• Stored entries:
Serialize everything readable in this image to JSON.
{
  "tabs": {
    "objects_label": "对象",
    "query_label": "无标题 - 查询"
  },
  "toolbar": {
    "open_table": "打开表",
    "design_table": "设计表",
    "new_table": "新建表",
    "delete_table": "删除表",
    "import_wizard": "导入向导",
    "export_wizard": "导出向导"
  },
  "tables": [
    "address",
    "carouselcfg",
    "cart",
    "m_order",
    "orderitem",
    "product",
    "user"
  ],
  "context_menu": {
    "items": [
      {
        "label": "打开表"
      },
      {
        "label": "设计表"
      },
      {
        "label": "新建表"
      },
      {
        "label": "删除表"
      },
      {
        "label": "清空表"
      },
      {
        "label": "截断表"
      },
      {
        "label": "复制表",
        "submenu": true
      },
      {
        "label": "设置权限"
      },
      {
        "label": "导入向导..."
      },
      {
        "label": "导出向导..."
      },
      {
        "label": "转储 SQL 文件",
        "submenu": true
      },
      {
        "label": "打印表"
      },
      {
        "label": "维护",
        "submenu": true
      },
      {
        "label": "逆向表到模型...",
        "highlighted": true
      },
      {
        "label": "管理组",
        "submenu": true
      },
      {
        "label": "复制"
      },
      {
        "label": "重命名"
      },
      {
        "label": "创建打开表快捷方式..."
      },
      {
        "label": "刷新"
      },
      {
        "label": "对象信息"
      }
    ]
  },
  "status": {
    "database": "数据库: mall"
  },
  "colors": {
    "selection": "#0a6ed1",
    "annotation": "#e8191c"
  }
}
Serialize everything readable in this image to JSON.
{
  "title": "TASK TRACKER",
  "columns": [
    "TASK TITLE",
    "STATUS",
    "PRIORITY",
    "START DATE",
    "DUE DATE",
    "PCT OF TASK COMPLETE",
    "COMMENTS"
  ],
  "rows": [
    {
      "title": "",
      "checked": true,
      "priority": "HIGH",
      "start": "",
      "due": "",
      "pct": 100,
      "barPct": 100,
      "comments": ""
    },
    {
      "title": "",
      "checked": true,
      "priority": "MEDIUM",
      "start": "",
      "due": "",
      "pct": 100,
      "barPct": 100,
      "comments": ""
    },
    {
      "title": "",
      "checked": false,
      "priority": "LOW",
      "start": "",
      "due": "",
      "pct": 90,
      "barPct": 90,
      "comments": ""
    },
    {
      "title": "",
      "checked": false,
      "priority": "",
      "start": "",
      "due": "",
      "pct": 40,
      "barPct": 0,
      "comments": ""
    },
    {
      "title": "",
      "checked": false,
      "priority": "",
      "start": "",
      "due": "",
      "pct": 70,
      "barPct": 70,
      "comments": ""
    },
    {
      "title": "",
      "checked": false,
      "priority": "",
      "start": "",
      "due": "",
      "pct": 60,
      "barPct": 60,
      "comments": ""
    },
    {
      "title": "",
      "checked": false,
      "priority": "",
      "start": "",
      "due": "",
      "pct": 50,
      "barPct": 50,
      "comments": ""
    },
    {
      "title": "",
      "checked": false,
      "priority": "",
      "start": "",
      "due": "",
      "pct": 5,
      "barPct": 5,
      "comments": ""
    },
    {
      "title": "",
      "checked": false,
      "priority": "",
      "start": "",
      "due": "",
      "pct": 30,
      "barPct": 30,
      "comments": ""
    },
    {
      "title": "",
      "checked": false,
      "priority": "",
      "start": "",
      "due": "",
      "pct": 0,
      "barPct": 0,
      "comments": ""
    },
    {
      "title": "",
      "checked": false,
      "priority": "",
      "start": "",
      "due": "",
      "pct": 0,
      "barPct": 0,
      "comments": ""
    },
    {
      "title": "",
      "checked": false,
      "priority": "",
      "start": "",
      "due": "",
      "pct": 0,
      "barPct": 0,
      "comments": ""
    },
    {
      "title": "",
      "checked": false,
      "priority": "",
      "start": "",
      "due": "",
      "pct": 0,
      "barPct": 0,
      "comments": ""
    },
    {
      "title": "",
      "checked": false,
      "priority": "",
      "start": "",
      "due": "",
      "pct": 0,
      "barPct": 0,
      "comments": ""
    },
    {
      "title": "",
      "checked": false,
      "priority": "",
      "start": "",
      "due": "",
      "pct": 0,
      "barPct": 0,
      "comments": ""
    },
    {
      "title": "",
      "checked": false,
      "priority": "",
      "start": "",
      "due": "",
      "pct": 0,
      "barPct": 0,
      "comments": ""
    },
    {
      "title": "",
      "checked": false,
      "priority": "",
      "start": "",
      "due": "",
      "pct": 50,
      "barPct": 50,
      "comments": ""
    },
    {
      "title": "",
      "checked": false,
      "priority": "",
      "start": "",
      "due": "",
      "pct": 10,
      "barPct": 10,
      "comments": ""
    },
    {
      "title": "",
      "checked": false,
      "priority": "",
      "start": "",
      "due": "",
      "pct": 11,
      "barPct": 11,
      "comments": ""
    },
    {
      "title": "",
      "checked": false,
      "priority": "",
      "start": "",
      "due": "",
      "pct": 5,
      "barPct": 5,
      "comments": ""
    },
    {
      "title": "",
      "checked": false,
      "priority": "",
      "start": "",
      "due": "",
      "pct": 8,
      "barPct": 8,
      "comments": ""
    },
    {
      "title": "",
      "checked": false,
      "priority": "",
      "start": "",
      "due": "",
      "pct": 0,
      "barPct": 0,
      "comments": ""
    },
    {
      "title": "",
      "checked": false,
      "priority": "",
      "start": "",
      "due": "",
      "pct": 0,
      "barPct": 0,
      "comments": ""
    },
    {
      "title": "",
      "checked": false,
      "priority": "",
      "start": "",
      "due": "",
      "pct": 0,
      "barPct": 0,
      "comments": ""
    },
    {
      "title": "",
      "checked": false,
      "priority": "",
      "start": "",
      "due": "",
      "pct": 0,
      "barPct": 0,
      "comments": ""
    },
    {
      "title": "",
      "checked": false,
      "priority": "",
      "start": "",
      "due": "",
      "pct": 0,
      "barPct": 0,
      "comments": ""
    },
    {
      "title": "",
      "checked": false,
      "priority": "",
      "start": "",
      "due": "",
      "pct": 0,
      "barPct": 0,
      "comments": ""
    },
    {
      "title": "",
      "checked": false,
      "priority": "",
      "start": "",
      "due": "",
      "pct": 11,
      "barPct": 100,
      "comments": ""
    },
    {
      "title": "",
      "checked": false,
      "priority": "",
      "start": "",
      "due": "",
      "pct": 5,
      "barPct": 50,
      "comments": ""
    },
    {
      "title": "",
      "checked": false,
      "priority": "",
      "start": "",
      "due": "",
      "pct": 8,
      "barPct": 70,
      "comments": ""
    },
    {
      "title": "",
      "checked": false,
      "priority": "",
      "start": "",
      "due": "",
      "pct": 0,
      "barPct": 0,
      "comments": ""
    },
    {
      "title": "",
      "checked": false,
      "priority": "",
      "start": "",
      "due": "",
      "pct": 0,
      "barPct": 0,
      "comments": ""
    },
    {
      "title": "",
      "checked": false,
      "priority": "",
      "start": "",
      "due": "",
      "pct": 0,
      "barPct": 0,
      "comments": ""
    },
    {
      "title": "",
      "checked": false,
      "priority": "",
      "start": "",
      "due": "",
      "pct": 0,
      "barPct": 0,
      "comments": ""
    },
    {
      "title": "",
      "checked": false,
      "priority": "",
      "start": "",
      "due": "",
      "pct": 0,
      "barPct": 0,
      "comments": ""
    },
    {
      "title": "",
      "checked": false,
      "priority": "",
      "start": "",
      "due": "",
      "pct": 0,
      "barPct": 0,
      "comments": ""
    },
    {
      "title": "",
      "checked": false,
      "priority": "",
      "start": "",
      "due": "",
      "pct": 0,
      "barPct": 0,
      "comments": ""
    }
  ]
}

• PROBLEM STATEMENT:
Reproduce every entry shown above, precisely as it stands.

• EXERCISE OUTPUT:
Serialize everything readable in this image to JSON.
{
  "tabs": {
    "objects_label": "对象",
    "query_label": "无标题 - 查询"
  },
  "toolbar": {
    "open_table": "打开表",
    "design_table": "设计表",
    "new_table": "新建表",
    "delete_table": "删除表",
    "import_wizard": "导入向导",
    "export_wizard": "导出向导"
  },
  "tables": [
    "address",
    "carouselcfg",
    "cart",
    "m_order",
    "orderitem",
    "product",
    "user"
  ],
  "context_menu": {
    "items": [
      {
        "label": "打开表"
      },
      {
        "label": "设计表"
      },
      {
        "label": "新建表"
      },
      {
        "label": "删除表"
      },
      {
        "label": "清空表"
      },
      {
        "label": "截断表"
      },
      {
        "label": "复制表",
        "submenu": true
      },
      {
        "label": "设置权限"
      },
      {
        "label": "导入向导..."
      },
      {
        "label": "导出向导..."
      },
      {
        "label": "转储 SQL 文件",
        "submenu": true
      },
      {
        "label": "打印表"
      },
      {
        "label": "维护",
        "submenu": true
      },
      {
        "label": "逆向表到模型...",
        "highlighted": true
      },
      {
        "label": "管理组",
        "submenu": true
      },
      {
        "label": "复制"
      },
      {
        "label": "重命名"
      },
      {
        "label": "创建打开表快捷方式..."
      },
      {
        "label": "刷新"
      },
      {
        "label": "对象信息"
      }
    ]
  },
  "status": {
    "database": "数据库: mall"
  },
  "colors": {
    "selection": "#0a6ed1",
    "annotation": "#e8191c"
  }
}
Serialize everything readable in this image to JSON.
{
  "title": "TASK TRACKER",
  "columns": [
    "TASK TITLE",
    "STATUS",
    "PRIORITY",
    "START DATE",
    "DUE DATE",
    "PCT OF TASK COMPLETE",
    "COMMENTS"
  ],
  "rows": [
    {
      "title": "",
      "checked": true,
      "priority": "HIGH",
      "start": "",
      "due": "",
      "pct": 100,
      "barPct": 100,
      "comments": ""
    },
    {
      "title": "",
      "checked": true,
      "priority": "MEDIUM",
      "start": "",
      "due": "",
      "pct": 100,
      "barPct": 100,
      "comments": ""
    },
    {
      "title": "",
      "checked": false,
      "priority": "LOW",
      "start": "",
      "due": "",
      "pct": 90,
      "barPct": 90,
      "comments": ""
    },
    {
      "title": "",
      "checked": false,
      "priority": "",
      "start": "",
      "due": "",
      "pct": 40,
      "barPct": 0,
      "comments": ""
    },
    {
      "title": "",
      "checked": false,
      "priority": "",
      "start": "",
      "due": "",
      "pct": 70,
      "barPct": 70,
      "comments": ""
    },
    {
      "title": "",
      "checked": false,
      "priority": "",
      "start": "",
      "due": "",
      "pct": 60,
      "barPct": 60,
      "comments": ""
    },
    {
      "title": "",
      "checked": false,
      "priority": "",
      "start": "",
      "due": "",
      "pct": 50,
      "barPct": 50,
      "comments": ""
    },
    {
      "title": "",
      "checked": false,
      "priority": "",
      "start": "",
      "due": "",
      "pct": 5,
      "barPct": 5,
      "comments": ""
    },
    {
      "title": "",
      "checked": false,
      "priority": "",
      "start": "",
      "due": "",
      "pct": 30,
      "barPct": 30,
      "comments": ""
    },
    {
      "title": "",
      "checked": false,
      "priority": "",
      "start": "",
      "due": "",
      "pct": 0,
      "barPct": 0,
      "comments": ""
    },
    {
      "title": "",
      "checked": false,
      "priority": "",
      "start": "",
      "due": "",
      "pct": 0,
      "barPct": 0,
      "comments": ""
    },
    {
      "title": "",
      "checked": false,
      "priority": "",
      "start": "",
      "due": "",
      "pct": 0,
      "barPct": 0,
      "comments": ""
    },
    {
      "title": "",
      "checked": false,
      "priority": "",
      "start": "",
      "due": "",
      "pct": 0,
      "barPct": 0,
      "comments": ""
    },
    {
      "title": "",
      "checked": false,
      "priority": "",
      "start": "",
      "due": "",
      "pct": 0,
      "barPct": 0,
      "comments": ""
    },
    {
      "title": "",
      "checked": false,
      "priority": "",
      "start": "",
      "due": "",
      "pct": 0,
      "barPct": 0,
      "comments": ""
    },
    {
      "title": "",
      "checked": false,
      "priority": "",
      "start": "",
      "due": "",
      "pct": 0,
      "barPct": 0,
      "comments": ""
    },
    {
      "title": "",
      "checked": false,
      "priority": "",
      "start": "",
      "due": "",
      "pct": 50,
      "barPct": 50,
      "comments": ""
    },
    {
      "title": "",
      "checked": false,
      "priority": "",
      "start": "",
      "due": "",
      "pct": 10,
      "barPct": 10,
      "comments": ""
    },
    {
      "title": "",
      "checked": false,
      "priority": "",
      "start": "",
      "due": "",
      "pct": 11,
      "barPct": 11,
      "comments": ""
    },
    {
      "title": "",
      "checked": false,
      "priority": "",
      "start": "",
      "due": "",
      "pct": 5,
      "barPct": 5,
      "comments": ""
    },
    {
      "title": "",
      "checked": false,
      "priority": "",
      "start": "",
      "due": "",
      "pct": 8,
      "barPct": 8,
      "comments": ""
    },
    {
      "title": "",
      "checked": false,
      "priority": "",
      "start": "",
      "due": "",
      "pct": 0,
      "barPct": 0,
      "comments": ""
    },
    {
      "title": "",
      "checked": false,
      "priority": "",
      "start": "",
      "due": "",
      "pct": 0,
      "barPct": 0,
      "comments": ""
    },
    {
      "title": "",
      "checked": false,
      "priority": "",
      "start": "",
      "due": "",
      "pct": 0,
      "barPct": 0,
      "comments": ""
    },
    {
      "title": "",
      "checked": false,
      "priority": "",
      "start": "",
      "due": "",
      "pct": 0,
      "barPct": 0,
      "comments": ""
    },
    {
      "title": "",
      "checked": false,
      "priority": "",
      "start": "",
      "due": "",
      "pct": 0,
      "barPct": 0,
      "comments": ""
    },
    {
      "title": "",
      "checked": false,
      "priority": "",
      "start": "",
      "due": "",
      "pct": 0,
      "barPct": 0,
      "comments": ""
    },
    {
      "title": "",
      "checked": false,
      "priority": "",
      "start": "",
      "due": "",
      "pct": 11,
      "barPct": 100,
      "comments": ""
    },
    {
      "title": "",
      "checked": false,
      "priority": "",
      "start": "",
      "due": "",
      "pct": 5,
      "barPct": 50,
      "comments": ""
    },
    {
      "title": "",
      "checked": false,
      "priority": "",
      "start": "",
      "due": "",
      "pct": 8,
      "barPct": 70,
      "comments": ""
    },
    {
      "title": "",
      "checked": false,
      "priority": "",
      "start": "",
      "due": "",
      "pct": 0,
      "barPct": 0,
      "comments": ""
    },
    {
      "title": "",
      "checked": false,
      "priority": "",
      "start": "",
      "due": "",
      "pct": 0,
      "barPct": 0,
      "comments": ""
    },
    {
      "title": "",
      "checked": false,
      "priority": "",
      "start": "",
      "due": "",
      "pct": 0,
      "barPct": 0,
      "comments": ""
    },
    {
      "title": "",
      "checked": false,
      "priority": "",
      "start": "",
      "due": "",
      "pct": 0,
      "barPct": 0,
      "comments": ""
    },
    {
      "title": "",
      "checked": false,
      "priority": "",
      "start": "",
      "due": "",
      "pct": 0,
      "barPct": 0,
      "comments": ""
    },
    {
      "title": "",
      "checked": false,
      "priority": "",
      "start": "",
      "due": "",
      "pct": 0,
      "barPct": 0,
      "comments": ""
    },
    {
      "title": "",
      "checked": false,
      "priority": "",
      "start": "",
      "due": "",
      "pct": 0,
      "barPct": 0,
      "comments": ""
    }
  ]
}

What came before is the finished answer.